Retype each entry below, keeping every character the same.

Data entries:

****************************************

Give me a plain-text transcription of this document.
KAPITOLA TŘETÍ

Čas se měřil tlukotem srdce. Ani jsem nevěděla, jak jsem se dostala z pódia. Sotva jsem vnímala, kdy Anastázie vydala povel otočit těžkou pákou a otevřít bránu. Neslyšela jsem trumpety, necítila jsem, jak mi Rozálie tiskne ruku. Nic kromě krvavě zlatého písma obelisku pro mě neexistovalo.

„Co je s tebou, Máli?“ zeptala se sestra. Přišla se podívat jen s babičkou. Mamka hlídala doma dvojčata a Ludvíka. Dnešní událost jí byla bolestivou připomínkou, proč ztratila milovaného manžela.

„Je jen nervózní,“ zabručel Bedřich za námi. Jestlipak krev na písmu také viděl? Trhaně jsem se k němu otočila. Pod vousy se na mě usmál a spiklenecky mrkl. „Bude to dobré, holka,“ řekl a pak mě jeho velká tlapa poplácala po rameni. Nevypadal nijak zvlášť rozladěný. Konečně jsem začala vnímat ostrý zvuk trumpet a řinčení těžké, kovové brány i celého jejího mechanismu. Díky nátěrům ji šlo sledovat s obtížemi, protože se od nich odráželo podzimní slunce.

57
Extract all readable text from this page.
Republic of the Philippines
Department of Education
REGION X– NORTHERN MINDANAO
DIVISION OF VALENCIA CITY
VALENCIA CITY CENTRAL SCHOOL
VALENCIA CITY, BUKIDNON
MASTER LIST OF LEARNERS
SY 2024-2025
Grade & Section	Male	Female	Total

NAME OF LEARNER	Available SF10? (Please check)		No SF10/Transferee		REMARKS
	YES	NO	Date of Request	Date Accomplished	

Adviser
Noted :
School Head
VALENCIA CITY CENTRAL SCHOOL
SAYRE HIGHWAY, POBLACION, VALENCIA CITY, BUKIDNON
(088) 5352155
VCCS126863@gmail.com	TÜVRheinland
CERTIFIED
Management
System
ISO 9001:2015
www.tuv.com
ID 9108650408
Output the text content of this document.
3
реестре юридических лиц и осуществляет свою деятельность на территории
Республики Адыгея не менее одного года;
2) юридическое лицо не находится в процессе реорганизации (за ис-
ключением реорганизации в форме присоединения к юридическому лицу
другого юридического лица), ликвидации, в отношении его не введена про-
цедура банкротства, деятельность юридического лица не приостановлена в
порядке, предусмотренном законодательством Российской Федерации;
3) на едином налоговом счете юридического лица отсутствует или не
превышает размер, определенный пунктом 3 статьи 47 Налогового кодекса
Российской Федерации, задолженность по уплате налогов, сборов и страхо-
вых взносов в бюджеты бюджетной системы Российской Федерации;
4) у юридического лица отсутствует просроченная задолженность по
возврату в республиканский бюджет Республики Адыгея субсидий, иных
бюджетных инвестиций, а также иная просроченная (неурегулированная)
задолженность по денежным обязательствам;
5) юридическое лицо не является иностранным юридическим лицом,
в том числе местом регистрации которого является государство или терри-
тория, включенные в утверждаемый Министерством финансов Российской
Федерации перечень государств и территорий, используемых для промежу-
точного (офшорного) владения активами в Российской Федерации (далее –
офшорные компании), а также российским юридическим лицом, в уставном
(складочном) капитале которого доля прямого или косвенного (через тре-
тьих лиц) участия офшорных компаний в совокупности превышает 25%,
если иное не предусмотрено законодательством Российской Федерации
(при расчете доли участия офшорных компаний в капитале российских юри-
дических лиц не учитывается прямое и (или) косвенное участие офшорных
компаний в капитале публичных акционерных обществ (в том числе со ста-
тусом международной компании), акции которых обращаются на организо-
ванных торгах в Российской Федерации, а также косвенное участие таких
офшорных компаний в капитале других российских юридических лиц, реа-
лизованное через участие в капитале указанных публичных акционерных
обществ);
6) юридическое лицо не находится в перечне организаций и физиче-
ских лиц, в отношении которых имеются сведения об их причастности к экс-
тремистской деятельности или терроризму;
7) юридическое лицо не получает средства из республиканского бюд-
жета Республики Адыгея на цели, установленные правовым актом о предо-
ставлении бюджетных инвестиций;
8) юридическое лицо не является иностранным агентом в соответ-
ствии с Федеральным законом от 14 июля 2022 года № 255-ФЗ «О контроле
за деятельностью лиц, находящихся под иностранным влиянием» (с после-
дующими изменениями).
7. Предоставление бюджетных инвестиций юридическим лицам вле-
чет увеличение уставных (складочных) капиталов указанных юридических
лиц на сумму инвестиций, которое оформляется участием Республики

****************************************

RESULT OF THE TASK:
Give me a plain-text transcription of this document.
KAPITOLA TŘETÍ

Čas se měřil tlukotem srdce. Ani jsem nevěděla, jak jsem se dostala z pódia. Sotva jsem vnímala, kdy Anastázie vydala povel otočit těžkou pákou a otevřít bránu. Neslyšela jsem trumpety, necítila jsem, jak mi Rozálie tiskne ruku. Nic kromě krvavě zlatého písma obelisku pro mě neexistovalo.

„Co je s tebou, Máli?“ zeptala se sestra. Přišla se podívat jen s babičkou. Mamka hlídala doma dvojčata a Ludvíka. Dnešní událost jí byla bolestivou připomínkou, proč ztratila milovaného manžela.

„Je jen nervózní,“ zabručel Bedřich za námi. Jestlipak krev na písmu také viděl? Trhaně jsem se k němu otočila. Pod vousy se na mě usmál a spiklenecky mrkl. „Bude to dobré, holka,“ řekl a pak mě jeho velká tlapa poplácala po rameni. Nevypadal nijak zvlášť rozladěný. Konečně jsem začala vnímat ostrý zvuk trumpet a řinčení těžké, kovové brány i celého jejího mechanismu. Díky nátěrům ji šlo sledovat s obtížemi, protože se od nich odráželo podzimní slunce.

57
Extract all readable text from this page.
Republic of the Philippines
Department of Education
REGION X– NORTHERN MINDANAO
DIVISION OF VALENCIA CITY
VALENCIA CITY CENTRAL SCHOOL
VALENCIA CITY, BUKIDNON
MASTER LIST OF LEARNERS
SY 2024-2025
Grade & Section	Male	Female	Total

NAME OF LEARNER	Available SF10? (Please check)		No SF10/Transferee		REMARKS
	YES	NO	Date of Request	Date Accomplished	

Adviser
Noted :
School Head
VALENCIA CITY CENTRAL SCHOOL
SAYRE HIGHWAY, POBLACION, VALENCIA CITY, BUKIDNON
(088) 5352155
VCCS126863@gmail.com	TÜVRheinland
CERTIFIED
Management
System
ISO 9001:2015
www.tuv.com
ID 9108650408
Output the text content of this document.
3
реестре юридических лиц и осуществляет свою деятельность на территории
Республики Адыгея не менее одного года;
2) юридическое лицо не находится в процессе реорганизации (за ис-
ключением реорганизации в форме присоединения к юридическому лицу
другого юридического лица), ликвидации, в отношении его не введена про-
цедура банкротства, деятельность юридического лица не приостановлена в
порядке, предусмотренном законодательством Российской Федерации;
3) на едином налоговом счете юридического лица отсутствует или не
превышает размер, определенный пунктом 3 статьи 47 Налогового кодекса
Российской Федерации, задолженность по уплате налогов, сборов и страхо-
вых взносов в бюджеты бюджетной системы Российской Федерации;
4) у юридического лица отсутствует просроченная задолженность по
возврату в республиканский бюджет Республики Адыгея субсидий, иных
бюджетных инвестиций, а также иная просроченная (неурегулированная)
задолженность по денежным обязательствам;
5) юридическое лицо не является иностранным юридическим лицом,
в том числе местом регистрации которого является государство или терри-
тория, включенные в утверждаемый Министерством финансов Российской
Федерации перечень государств и территорий, используемых для промежу-
точного (офшорного) владения активами в Российской Федерации (далее –
офшорные компании), а также российским юридическим лицом, в уставном
(складочном) капитале которого доля прямого или косвенного (через тре-
тьих лиц) участия офшорных компаний в совокупности превышает 25%,
если иное не предусмотрено законодательством Российской Федерации
(при расчете доли участия офшорных компаний в капитале российских юри-
дических лиц не учитывается прямое и (или) косвенное участие офшорных
компаний в капитале публичных акционерных обществ (в том числе со ста-
тусом международной компании), акции которых обращаются на организо-
ванных торгах в Российской Федерации, а также косвенное участие таких
офшорных компаний в капитале других российских юридических лиц, реа-
лизованное через участие в капитале указанных публичных акционерных
обществ);
6) юридическое лицо не находится в перечне организаций и физиче-
ских лиц, в отношении которых имеются сведения об их причастности к экс-
тремистской деятельности или терроризму;
7) юридическое лицо не получает средства из республиканского бюд-
жета Республики Адыгея на цели, установленные правовым актом о предо-
ставлении бюджетных инвестиций;
8) юридическое лицо не является иностранным агентом в соответ-
ствии с Федеральным законом от 14 июля 2022 года № 255-ФЗ «О контроле
за деятельностью лиц, находящихся под иностранным влиянием» (с после-
дующими изменениями).
7. Предоставление бюджетных инвестиций юридическим лицам вле-
чет увеличение уставных (складочных) капиталов указанных юридических
лиц на сумму инвестиций, которое оформляется участием Республики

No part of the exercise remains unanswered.